» **Written request 1**
Repeat the stretch of the River Shuttle notes from "Blunts Road" through "a water pump.", word for word.

### Document section

Thames Tributory -Shuttle flowing to the Cray. Eltham
River Shuttle, tributary to the Cray, which is a tributary to Darent, itself a Thames Tributary
The Shuttle rises here and flows eastwards.
Suburban area to the south of Eltham Centre, lots of churches, and nature
Post to the east Avery Hill
Post to the south New Eltham
Poat to the west Eltham Town Centre
Beechhill Road
Built by Corbett c.1903
Bexley Road
This stands south of the band of Blackheath and Woolwich beds and is 30-50m above sea level
Pippen Hall Farm
Pippenhall Stables; Henley's field is the site of John de Henley’s manor house 1290
Pippenhall Meadow. Originally part of Pippin Hall Farm, the fields became part of the Avery Hill Estate in the 1890s and are now used by riding stables. There are five meadows; flanked by tall, ancient hedgerows with grassland which supports field woodrush and the hedges have foxgloves. The damp environment supports wetland plants but the central pastures are drier. It is the only London site for pyramidal orchids. The damp central area is caused by a natural spring and a pond and a brook which eventually feeds into the River Shuttle. Watercress beds were once fed by this spring. Area of ridge and furrow.
Blunts Road
Fifteenpenny Fields. A group of buildings, belonging to an old charity. The central house is classical building built in 1963. One-storey terrace, 1963, fronting a green, in the middle of which is a water pump.

######
### Record list

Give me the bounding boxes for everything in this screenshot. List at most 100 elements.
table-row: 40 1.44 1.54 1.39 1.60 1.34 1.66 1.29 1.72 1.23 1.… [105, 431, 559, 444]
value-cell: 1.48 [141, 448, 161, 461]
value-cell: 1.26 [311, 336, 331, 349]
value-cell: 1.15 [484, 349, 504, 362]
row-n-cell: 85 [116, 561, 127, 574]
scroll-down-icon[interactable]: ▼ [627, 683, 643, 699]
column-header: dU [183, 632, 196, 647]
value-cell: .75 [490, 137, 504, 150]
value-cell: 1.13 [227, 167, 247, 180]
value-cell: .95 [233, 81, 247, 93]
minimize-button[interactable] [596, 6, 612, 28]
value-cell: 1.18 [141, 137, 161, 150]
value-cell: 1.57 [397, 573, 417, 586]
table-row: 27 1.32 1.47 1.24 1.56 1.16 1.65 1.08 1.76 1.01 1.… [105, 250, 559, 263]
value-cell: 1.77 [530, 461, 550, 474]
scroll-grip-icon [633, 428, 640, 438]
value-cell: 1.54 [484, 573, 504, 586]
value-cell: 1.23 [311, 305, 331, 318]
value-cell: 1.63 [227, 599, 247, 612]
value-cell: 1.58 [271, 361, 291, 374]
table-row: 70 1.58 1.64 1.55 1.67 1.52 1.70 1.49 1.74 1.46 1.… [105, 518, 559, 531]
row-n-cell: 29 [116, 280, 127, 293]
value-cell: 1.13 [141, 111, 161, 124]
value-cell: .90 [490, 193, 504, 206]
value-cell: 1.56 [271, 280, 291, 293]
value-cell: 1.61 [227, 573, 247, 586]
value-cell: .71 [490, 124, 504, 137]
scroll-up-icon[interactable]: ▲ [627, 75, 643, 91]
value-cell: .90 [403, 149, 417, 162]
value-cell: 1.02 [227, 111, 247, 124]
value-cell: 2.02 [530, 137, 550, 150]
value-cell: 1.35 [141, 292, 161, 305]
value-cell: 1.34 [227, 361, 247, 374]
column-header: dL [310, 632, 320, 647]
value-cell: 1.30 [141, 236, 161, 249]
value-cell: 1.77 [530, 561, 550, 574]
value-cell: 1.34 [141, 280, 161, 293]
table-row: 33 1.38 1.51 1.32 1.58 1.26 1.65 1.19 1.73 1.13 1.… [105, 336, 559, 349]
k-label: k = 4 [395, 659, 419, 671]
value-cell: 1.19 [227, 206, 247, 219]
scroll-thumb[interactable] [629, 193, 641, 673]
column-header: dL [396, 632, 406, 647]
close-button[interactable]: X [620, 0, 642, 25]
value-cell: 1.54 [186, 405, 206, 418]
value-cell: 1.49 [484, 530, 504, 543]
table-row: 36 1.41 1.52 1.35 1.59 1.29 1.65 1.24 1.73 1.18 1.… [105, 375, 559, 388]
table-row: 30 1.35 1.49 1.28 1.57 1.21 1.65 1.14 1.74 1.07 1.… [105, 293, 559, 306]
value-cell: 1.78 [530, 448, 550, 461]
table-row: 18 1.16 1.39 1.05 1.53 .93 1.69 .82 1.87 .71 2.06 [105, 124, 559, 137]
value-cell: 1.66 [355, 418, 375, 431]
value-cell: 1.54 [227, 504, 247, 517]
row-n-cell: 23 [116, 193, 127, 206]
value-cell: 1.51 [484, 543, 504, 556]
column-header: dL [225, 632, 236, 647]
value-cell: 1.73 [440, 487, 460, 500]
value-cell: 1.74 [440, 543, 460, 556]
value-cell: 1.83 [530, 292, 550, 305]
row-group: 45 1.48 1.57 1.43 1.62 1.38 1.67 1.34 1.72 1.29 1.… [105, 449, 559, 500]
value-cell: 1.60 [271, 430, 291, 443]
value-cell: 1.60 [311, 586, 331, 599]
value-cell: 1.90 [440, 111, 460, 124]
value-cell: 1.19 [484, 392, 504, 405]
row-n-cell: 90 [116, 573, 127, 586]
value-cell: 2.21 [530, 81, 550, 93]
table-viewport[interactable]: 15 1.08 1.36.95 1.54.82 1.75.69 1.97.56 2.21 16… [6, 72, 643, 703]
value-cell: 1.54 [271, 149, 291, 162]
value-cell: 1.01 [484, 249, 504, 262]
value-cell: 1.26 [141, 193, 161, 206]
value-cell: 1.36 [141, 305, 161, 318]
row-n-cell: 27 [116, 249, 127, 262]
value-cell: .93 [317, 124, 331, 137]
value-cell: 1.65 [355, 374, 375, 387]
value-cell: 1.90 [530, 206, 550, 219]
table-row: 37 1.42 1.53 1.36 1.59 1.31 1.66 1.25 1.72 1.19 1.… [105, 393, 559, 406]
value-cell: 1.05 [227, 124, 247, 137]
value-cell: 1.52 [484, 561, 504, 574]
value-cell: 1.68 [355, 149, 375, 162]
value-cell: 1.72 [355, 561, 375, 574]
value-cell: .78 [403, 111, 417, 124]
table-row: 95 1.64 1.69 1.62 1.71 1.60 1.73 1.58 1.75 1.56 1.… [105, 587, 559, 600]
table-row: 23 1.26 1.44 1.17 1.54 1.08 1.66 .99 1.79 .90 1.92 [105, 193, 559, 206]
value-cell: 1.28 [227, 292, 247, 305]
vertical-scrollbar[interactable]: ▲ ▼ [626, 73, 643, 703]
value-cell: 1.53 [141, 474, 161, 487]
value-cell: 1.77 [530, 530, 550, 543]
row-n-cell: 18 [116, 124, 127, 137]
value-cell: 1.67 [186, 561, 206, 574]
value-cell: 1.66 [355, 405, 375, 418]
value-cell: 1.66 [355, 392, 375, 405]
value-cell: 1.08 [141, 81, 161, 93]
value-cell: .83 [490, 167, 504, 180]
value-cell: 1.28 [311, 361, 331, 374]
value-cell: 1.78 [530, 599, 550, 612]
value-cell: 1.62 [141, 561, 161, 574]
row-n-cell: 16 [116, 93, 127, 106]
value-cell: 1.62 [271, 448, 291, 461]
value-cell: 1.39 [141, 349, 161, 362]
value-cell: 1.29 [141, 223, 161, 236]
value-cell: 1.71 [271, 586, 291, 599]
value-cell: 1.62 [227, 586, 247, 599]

######

» **Written request 2**
Format the rows above, from the first row through the one containing "column-header: dL [396, 632, 406, 647]", as a Markdown table with the columns No. and Entry, numbering each row and leaving out blank lines.

» **Written response 1**
Blunts Road
Fifteenpenny Fields. A group of buildings, belonging to an old charity. The central house is classical building built in 1963. One-storey terrace, 1963, fronting a green, in the middle of which is a water pump.

» **Written response 2**
| No. | Entry |
|---|---|
| 1 | Give me the bounding boxes for everything in this screenshot. List at most 100 elements. |
| 2 | table-row: 40 1.44 1.54 1.39 1.60 1.34 1.66 1.29 1.72 1.23 1.… [105, 431, 559, 444] |
| 3 | value-cell: 1.48 [141, 448, 161, 461] |
| 4 | value-cell: 1.26 [311, 336, 331, 349] |
| 5 | value-cell: 1.15 [484, 349, 504, 362] |
| 6 | row-n-cell: 85 [116, 561, 127, 574] |
| 7 | scroll-down-icon[interactable]: ▼ [627, 683, 643, 699] |
| 8 | column-header: dU [183, 632, 196, 647] |
| 9 | value-cell: .75 [490, 137, 504, 150] |
| 10 | value-cell: 1.13 [227, 167, 247, 180] |
| 11 | value-cell: .95 [233, 81, 247, 93] |
| 12 | minimize-button[interactable] [596, 6, 612, 28] |
| 13 | value-cell: 1.18 [141, 137, 161, 150] |
| 14 | value-cell: 1.57 [397, 573, 417, 586] |
| 15 | table-row: 27 1.32 1.47 1.24 1.56 1.16 1.65 1.08 1.76 1.01 1.… [105, 250, 559, 263] |
| 16 | value-cell: 1.77 [530, 461, 550, 474] |
| 17 | scroll-grip-icon [633, 428, 640, 438] |
| 18 | value-cell: 1.54 [484, 573, 504, 586] |
| 19 | value-cell: 1.23 [311, 305, 331, 318] |
| 20 | value-cell: 1.63 [227, 599, 247, 612] |
| 21 | value-cell: 1.58 [271, 361, 291, 374] |
| 22 | table-row: 70 1.58 1.64 1.55 1.67 1.52 1.70 1.49 1.74 1.46 1.… [105, 518, 559, 531] |
| 23 | row-n-cell: 29 [116, 280, 127, 293] |
| 24 | value-cell: 1.13 [141, 111, 161, 124] |
| 25 | value-cell: .90 [490, 193, 504, 206] |
| 26 | value-cell: 1.56 [271, 280, 291, 293] |
| 27 | value-cell: 1.61 [227, 573, 247, 586] |
| 28 | value-cell: .71 [490, 124, 504, 137] |
| 29 | scroll-up-icon[interactable]: ▲ [627, 75, 643, 91] |
| 30 | value-cell: .90 [403, 149, 417, 162] |
| 31 | value-cell: 1.02 [227, 111, 247, 124] |
| 32 | value-cell: 2.02 [530, 137, 550, 150] |
| 33 | value-cell: 1.35 [141, 292, 161, 305] |
| 34 | value-cell: 1.34 [227, 361, 247, 374] |
| 35 | column-header: dL [310, 632, 320, 647] |
| 36 | value-cell: 1.30 [141, 236, 161, 249] |
| 37 | value-cell: 1.77 [530, 561, 550, 574] |
| 38 | value-cell: 1.34 [141, 280, 161, 293] |
| 39 | table-row: 33 1.38 1.51 1.32 1.58 1.26 1.65 1.19 1.73 1.13 1.… [105, 336, 559, 349] |
| 40 | k-label: k = 4 [395, 659, 419, 671] |
| 41 | value-cell: 1.19 [227, 206, 247, 219] |
| 42 | scroll-thumb[interactable] [629, 193, 641, 673] |
| 43 | column-header: dL [396, 632, 406, 647] |